- Task instructions
• 1. In the skiathlon article, rewrite the part that opens with the words containing "Don’t do this: Therese" and closes with "seconds. Photo: Fischer/Nordic Focus.", switching "valuable seconds" to "precious seconds".
• 2. According to the skiathlon article, which two universities did the researchers behind the recent study come from?

- Text to read
------

Skiathlon Explained: Physiological Differences from Classic to Make Transition Tough

Chelsea LittleOctober 7, 20145
Don't do this: Therese Johaug (NOR) and Justyna Kowalczyk (POL) come into the transition during the skiathlon in Lahti, Finland.  Kowalczyk's fall cost her valuable seconds.  Photo: Fischer/Nordic Focus.
Don’t do this: Therese Johaug (NOR) and Justyna Kowalczyk (POL) come into the transition during the skiathlon in Lahti, Finland. Kowalczyk’s fall cost her valuable seconds. Photo: Fischer/Nordic Focus.

When you step out of your classic skis and into skate skis in a skiathlon, there’s a brief period where skiing feels very strange: the shorter skis, the lack of tracks, and the longer poles are all a distinct change from the previous style, as your body says, “what are you DOING?

This is the subject of a recent study by researchers from University of Franche-Comté in France and Mid Sweden University. One of the researchers, Sarah Willis, is an American who previously skied for Gustavus Adolphus College.

“To our knowledge, no previous researchers had examined skiathlon performance and we were intrigued by this as well as investigating the impact of an initial period of classic skiing on subsequent skate skiing,” she explained in an e-mail. “Realizing the effect of one bout on another is similar to research performed in the sport of triathlon, we used some previous triathlon studies as a ‘guide’ for an initial skiathlon study.”

------

[Source records]
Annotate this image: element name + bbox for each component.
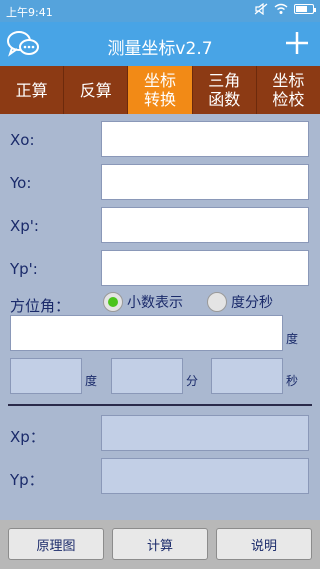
tab-coordinate-transform[interactable]: 坐标 转换	[128, 66, 193, 114]
page-title: 测量坐标v2.7	[107, 39, 213, 59]
azimuth-second-input[interactable]	[211, 358, 283, 394]
degree-unit-label: 度	[286, 332, 299, 346]
battery-icon	[294, 4, 316, 14]
help-button[interactable]: 说明	[216, 528, 312, 560]
plus-icon[interactable]	[282, 28, 312, 58]
tab-bar: 正算 反算 坐标 转换 三角 函数 坐标 检校	[0, 66, 320, 114]
radio-unselected-icon	[207, 292, 227, 312]
xp-result-label: Xp：	[10, 428, 45, 446]
xp-prime-input[interactable]	[101, 207, 309, 243]
tab-coordinate-check[interactable]: 坐标 检校	[257, 66, 320, 114]
yo-label: Yo:	[10, 174, 32, 192]
dms-second-unit: 秒	[286, 374, 299, 388]
azimuth-decimal-input[interactable]	[10, 315, 283, 351]
azimuth-minute-input[interactable]	[111, 358, 183, 394]
azimuth-degree-input[interactable]	[10, 358, 82, 394]
mute-icon	[254, 3, 268, 15]
xo-label: Xo:	[10, 131, 35, 149]
dms-option-label: 度分秒	[231, 295, 273, 311]
tab-forward-calc[interactable]: 正算	[0, 66, 65, 114]
radio-selected-icon	[103, 292, 123, 312]
decimal-radio[interactable]: 小数表示	[103, 292, 183, 312]
tab-inverse-calc[interactable]: 反算	[64, 66, 129, 114]
azimuth-label: 方位角：	[10, 297, 71, 315]
yp-result-label: Yp：	[10, 471, 44, 489]
divider	[8, 404, 312, 406]
xp-result-field	[101, 415, 309, 451]
status-time: 上午9:41	[6, 6, 53, 19]
app-header: 测量坐标v2.7	[0, 22, 320, 66]
wifi-icon	[274, 3, 288, 14]
yp-prime-input[interactable]	[101, 250, 309, 286]
dms-radio[interactable]: 度分秒	[207, 292, 273, 312]
dms-degree-unit: 度	[85, 374, 98, 388]
calculate-button[interactable]: 计算	[112, 528, 208, 560]
xp-prime-label: Xp':	[10, 217, 39, 235]
tab-trig-functions[interactable]: 三角 函数	[193, 66, 257, 114]
dms-minute-unit: 分	[186, 374, 199, 388]
status-bar: 上午9:41	[0, 0, 320, 22]
diagram-button[interactable]: 原理图	[8, 528, 104, 560]
yp-prime-label: Yp':	[10, 260, 38, 278]
yo-input[interactable]	[101, 164, 309, 200]
decimal-option-label: 小数表示	[127, 295, 183, 311]
yp-result-field	[101, 458, 309, 494]
bottom-toolbar: 原理图 计算 说明	[0, 520, 320, 569]
xo-input[interactable]	[101, 121, 309, 157]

------

- Answers to the tasks
• 1.
Don’t do this: Therese Johaug (NOR) and Justyna Kowalczyk (POL) come into the transition during the skiathlon in Lahti, Finland. Kowalczyk’s fall cost her precious seconds. Photo: Fischer/Nordic Focus.

• 2. University of Franche-Comté in France and Mid Sweden University.